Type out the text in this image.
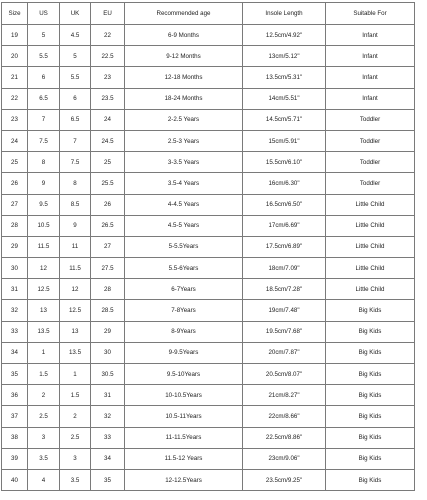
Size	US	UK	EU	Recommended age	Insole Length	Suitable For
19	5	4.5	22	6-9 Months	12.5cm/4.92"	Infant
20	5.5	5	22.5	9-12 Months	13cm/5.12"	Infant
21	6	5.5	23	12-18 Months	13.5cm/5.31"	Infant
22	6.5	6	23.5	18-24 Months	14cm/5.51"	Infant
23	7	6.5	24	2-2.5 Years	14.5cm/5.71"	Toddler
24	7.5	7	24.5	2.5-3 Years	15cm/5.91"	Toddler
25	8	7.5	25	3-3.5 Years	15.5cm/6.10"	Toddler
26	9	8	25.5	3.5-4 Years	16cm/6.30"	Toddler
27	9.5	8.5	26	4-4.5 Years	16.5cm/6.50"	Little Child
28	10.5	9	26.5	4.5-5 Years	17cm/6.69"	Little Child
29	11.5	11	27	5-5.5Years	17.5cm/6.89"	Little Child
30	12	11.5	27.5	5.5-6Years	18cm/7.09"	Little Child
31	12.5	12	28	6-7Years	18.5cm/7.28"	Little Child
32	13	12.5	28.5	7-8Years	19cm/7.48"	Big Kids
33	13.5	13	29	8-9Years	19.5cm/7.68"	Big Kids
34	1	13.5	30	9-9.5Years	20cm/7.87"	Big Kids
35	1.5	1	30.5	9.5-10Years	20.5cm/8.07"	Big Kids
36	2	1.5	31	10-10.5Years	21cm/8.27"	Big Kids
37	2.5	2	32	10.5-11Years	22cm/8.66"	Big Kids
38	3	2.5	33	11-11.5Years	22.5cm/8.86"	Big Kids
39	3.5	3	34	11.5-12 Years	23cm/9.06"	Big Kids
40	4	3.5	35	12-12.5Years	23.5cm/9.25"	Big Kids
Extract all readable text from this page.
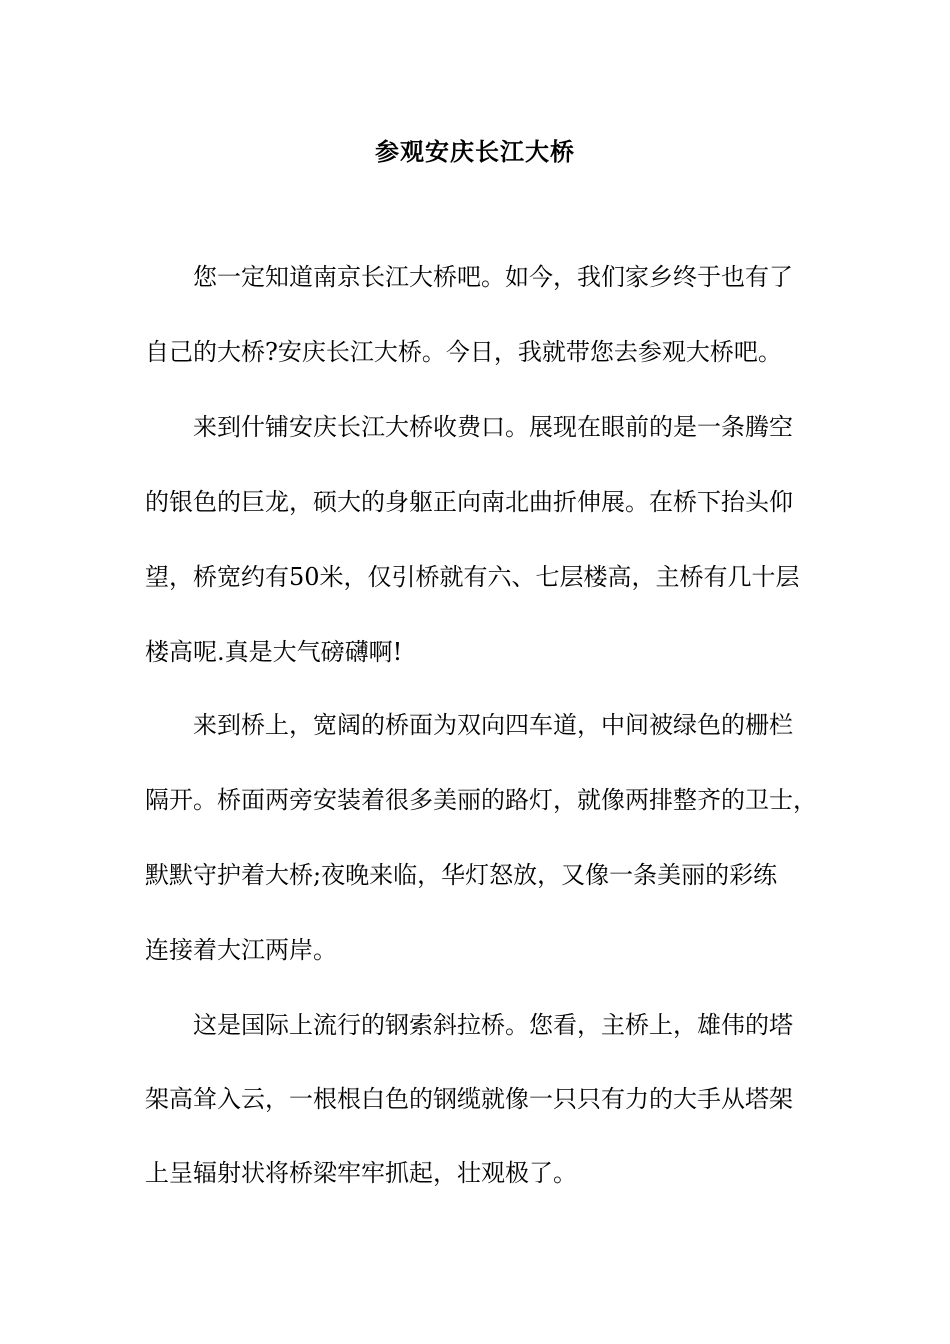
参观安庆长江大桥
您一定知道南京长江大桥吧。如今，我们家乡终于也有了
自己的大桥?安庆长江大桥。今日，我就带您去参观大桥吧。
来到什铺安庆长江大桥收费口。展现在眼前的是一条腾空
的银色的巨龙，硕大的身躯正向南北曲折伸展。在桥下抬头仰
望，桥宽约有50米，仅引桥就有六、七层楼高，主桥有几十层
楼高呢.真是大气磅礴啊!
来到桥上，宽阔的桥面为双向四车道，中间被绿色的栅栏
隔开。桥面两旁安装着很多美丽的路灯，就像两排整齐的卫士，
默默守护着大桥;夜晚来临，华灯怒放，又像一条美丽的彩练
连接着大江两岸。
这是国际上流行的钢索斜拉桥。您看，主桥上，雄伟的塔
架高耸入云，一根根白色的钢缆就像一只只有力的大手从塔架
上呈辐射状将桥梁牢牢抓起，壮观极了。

──────────

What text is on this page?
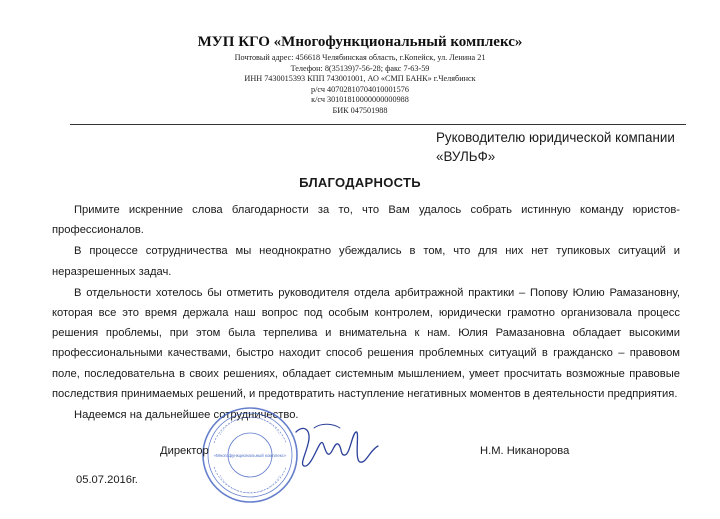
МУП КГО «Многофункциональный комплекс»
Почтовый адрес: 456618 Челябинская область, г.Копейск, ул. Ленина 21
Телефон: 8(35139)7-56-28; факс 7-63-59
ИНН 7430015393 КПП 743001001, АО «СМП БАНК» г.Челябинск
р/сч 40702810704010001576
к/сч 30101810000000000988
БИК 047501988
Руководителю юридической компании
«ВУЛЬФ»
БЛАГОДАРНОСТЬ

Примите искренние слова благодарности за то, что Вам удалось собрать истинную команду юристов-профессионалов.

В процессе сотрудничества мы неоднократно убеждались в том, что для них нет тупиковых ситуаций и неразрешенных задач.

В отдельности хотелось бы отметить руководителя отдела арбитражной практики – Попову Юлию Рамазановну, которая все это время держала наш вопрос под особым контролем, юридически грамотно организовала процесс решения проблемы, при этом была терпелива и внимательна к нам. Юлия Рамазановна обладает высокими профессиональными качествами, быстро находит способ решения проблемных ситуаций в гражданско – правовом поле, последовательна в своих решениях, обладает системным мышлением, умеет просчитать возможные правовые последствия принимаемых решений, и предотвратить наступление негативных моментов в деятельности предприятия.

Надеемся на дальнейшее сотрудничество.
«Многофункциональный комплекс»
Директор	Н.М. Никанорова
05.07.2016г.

──────────

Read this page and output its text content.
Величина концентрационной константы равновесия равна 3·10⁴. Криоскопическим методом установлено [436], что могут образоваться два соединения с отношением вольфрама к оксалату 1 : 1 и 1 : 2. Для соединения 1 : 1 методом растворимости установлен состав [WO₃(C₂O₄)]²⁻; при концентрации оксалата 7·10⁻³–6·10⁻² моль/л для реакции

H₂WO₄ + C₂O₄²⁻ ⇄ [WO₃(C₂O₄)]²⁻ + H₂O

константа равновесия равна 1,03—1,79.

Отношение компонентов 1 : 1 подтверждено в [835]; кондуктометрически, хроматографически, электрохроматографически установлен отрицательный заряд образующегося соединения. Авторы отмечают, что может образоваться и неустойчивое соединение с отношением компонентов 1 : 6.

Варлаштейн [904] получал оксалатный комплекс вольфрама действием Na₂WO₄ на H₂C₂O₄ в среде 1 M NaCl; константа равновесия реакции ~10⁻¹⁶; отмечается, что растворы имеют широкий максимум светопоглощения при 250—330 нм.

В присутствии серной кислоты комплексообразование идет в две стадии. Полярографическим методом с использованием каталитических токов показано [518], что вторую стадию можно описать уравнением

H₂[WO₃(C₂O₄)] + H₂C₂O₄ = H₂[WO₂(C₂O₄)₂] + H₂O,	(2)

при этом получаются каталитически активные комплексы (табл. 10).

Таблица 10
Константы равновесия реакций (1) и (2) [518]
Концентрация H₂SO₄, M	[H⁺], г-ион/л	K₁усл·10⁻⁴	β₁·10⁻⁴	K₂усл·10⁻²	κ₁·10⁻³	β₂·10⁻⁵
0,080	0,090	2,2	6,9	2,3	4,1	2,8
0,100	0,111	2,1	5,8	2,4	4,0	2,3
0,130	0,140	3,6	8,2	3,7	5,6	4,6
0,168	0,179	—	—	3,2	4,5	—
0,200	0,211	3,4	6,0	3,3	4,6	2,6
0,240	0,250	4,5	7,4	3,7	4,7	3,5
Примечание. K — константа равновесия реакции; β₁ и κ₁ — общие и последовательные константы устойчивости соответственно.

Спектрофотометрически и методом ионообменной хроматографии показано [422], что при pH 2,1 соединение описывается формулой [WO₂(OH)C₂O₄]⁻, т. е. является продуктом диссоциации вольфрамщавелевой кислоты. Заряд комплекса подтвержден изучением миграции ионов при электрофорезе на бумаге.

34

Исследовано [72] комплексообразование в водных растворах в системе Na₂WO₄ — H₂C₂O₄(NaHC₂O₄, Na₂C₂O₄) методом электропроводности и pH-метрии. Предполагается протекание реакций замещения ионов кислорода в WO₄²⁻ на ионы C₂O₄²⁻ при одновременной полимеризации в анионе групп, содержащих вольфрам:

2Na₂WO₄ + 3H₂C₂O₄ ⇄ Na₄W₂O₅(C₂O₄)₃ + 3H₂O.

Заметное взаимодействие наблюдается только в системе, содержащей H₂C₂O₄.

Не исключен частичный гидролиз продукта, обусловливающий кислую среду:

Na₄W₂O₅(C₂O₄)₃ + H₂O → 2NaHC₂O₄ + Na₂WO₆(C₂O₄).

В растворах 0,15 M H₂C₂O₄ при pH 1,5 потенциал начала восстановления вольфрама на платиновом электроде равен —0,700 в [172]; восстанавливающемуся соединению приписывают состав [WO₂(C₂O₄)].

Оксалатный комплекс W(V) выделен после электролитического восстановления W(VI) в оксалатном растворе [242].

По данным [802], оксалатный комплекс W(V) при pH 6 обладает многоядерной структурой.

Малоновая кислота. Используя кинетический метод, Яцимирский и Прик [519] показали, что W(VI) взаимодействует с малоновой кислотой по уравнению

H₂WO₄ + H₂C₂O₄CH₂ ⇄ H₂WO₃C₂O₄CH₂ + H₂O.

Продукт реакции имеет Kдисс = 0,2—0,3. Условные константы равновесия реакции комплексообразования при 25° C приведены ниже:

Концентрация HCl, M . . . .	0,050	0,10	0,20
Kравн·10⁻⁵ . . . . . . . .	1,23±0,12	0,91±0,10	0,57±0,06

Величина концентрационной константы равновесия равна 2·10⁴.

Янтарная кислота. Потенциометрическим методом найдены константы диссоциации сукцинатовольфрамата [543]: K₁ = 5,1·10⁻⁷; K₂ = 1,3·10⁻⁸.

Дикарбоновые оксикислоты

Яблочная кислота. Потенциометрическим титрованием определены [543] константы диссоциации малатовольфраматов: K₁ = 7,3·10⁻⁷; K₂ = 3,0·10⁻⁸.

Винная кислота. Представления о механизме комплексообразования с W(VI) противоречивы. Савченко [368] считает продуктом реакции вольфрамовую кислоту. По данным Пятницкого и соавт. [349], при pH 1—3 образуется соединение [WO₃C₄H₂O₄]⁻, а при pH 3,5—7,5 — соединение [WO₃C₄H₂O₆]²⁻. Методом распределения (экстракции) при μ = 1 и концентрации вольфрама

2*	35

──────────

*EXERCISE INSTRUCTIONS*: Search the data above for the string "Многофункциональный" and copy each line that has it.

*PROBLEM SOLUTION*:
МУП КГО «Многофункциональный комплекс»
«Многофункциональный комплекс»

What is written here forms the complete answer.